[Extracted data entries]
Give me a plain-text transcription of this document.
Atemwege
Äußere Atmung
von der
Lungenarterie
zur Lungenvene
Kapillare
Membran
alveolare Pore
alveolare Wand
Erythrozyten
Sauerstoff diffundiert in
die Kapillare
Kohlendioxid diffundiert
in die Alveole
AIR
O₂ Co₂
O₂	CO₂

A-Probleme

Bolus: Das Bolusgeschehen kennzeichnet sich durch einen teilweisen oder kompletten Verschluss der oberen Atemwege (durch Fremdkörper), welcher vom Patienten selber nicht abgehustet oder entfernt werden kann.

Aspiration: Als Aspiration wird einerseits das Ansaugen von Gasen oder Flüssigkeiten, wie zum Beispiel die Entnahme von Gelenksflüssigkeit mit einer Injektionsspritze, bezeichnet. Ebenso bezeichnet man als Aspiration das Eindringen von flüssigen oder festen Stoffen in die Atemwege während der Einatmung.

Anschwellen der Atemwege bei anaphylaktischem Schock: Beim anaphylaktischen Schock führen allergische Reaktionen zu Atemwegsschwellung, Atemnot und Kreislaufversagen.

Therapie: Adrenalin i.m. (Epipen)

[Your task] Repeat the material in full, exactly as it stands.

[Task answer]
Give me a plain-text transcription of this document.
Atemwege
Äußere Atmung
von der
Lungenarterie
zur Lungenvene
Kapillare
Membran
alveolare Pore
alveolare Wand
Erythrozyten
Sauerstoff diffundiert in
die Kapillare
Kohlendioxid diffundiert
in die Alveole
AIR
O₂ Co₂
O₂	CO₂

A-Probleme

Bolus: Das Bolusgeschehen kennzeichnet sich durch einen teilweisen oder kompletten Verschluss der oberen Atemwege (durch Fremdkörper), welcher vom Patienten selber nicht abgehustet oder entfernt werden kann.

Aspiration: Als Aspiration wird einerseits das Ansaugen von Gasen oder Flüssigkeiten, wie zum Beispiel die Entnahme von Gelenksflüssigkeit mit einer Injektionsspritze, bezeichnet. Ebenso bezeichnet man als Aspiration das Eindringen von flüssigen oder festen Stoffen in die Atemwege während der Einatmung.

Anschwellen der Atemwege bei anaphylaktischem Schock: Beim anaphylaktischen Schock führen allergische Reaktionen zu Atemwegsschwellung, Atemnot und Kreislaufversagen.

Therapie: Adrenalin i.m. (Epipen)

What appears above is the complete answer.